▸ **Exercise description**
Send back the entries below exactly as they appear.

▸ **Source material**

============================================================

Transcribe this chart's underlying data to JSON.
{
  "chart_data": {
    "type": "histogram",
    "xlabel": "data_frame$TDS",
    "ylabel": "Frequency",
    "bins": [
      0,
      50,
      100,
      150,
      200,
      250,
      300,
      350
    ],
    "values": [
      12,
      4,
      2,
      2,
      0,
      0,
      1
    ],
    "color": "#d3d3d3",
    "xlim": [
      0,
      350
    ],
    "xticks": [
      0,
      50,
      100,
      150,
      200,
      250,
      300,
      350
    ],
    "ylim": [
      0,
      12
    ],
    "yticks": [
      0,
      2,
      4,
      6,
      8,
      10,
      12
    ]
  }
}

============================================================

▸ **Result of this task**
Transcribe this chart's underlying data to JSON.
{
  "chart_data": {
    "type": "histogram",
    "xlabel": "data_frame$TDS",
    "ylabel": "Frequency",
    "bins": [
      0,
      50,
      100,
      150,
      200,
      250,
      300,
      350
    ],
    "values": [
      12,
      4,
      2,
      2,
      0,
      0,
      1
    ],
    "color": "#d3d3d3",
    "xlim": [
      0,
      350
    ],
    "xticks": [
      0,
      50,
      100,
      150,
      200,
      250,
      300,
      350
    ],
    "ylim": [
      0,
      12
    ],
    "yticks": [
      0,
      2,
      4,
      6,
      8,
      10,
      12
    ]
  }
}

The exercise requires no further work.